Exercise goal:
Reproduce all records verbatim.

(Data excerpts)
----

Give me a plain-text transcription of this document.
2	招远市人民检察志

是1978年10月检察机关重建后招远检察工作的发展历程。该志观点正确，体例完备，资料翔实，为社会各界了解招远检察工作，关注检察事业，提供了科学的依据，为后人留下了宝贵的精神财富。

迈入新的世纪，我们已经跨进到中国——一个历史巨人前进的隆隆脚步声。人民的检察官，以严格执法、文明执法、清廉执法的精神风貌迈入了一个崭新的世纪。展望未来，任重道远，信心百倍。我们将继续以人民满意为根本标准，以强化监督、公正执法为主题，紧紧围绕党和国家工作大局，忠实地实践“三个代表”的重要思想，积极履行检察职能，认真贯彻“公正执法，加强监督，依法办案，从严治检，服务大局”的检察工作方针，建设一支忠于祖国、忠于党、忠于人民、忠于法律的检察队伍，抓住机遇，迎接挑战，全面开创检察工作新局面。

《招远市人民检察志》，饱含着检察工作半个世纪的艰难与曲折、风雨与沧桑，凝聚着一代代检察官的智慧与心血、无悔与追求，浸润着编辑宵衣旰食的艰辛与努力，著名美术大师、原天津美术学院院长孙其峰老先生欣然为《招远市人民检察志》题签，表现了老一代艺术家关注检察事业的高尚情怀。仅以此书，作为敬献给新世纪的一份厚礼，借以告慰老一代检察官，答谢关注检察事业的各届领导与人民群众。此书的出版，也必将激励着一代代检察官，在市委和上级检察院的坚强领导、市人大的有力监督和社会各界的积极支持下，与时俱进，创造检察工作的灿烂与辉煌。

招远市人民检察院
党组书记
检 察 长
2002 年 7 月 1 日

----

Result:
Give me a plain-text transcription of this document.
2	招远市人民检察志

是1978年10月检察机关重建后招远检察工作的发展历程。该志观点正确，体例完备，资料翔实，为社会各界了解招远检察工作，关注检察事业，提供了科学的依据，为后人留下了宝贵的精神财富。

迈入新的世纪，我们已经跨进到中国——一个历史巨人前进的隆隆脚步声。人民的检察官，以严格执法、文明执法、清廉执法的精神风貌迈入了一个崭新的世纪。展望未来，任重道远，信心百倍。我们将继续以人民满意为根本标准，以强化监督、公正执法为主题，紧紧围绕党和国家工作大局，忠实地实践“三个代表”的重要思想，积极履行检察职能，认真贯彻“公正执法，加强监督，依法办案，从严治检，服务大局”的检察工作方针，建设一支忠于祖国、忠于党、忠于人民、忠于法律的检察队伍，抓住机遇，迎接挑战，全面开创检察工作新局面。

《招远市人民检察志》，饱含着检察工作半个世纪的艰难与曲折、风雨与沧桑，凝聚着一代代检察官的智慧与心血、无悔与追求，浸润着编辑宵衣旰食的艰辛与努力，著名美术大师、原天津美术学院院长孙其峰老先生欣然为《招远市人民检察志》题签，表现了老一代艺术家关注检察事业的高尚情怀。仅以此书，作为敬献给新世纪的一份厚礼，借以告慰老一代检察官，答谢关注检察事业的各届领导与人民群众。此书的出版，也必将激励着一代代检察官，在市委和上级检察院的坚强领导、市人大的有力监督和社会各界的积极支持下，与时俱进，创造检察工作的灿烂与辉煌。

招远市人民检察院
党组书记
检 察 长
2002 年 7 月 1 日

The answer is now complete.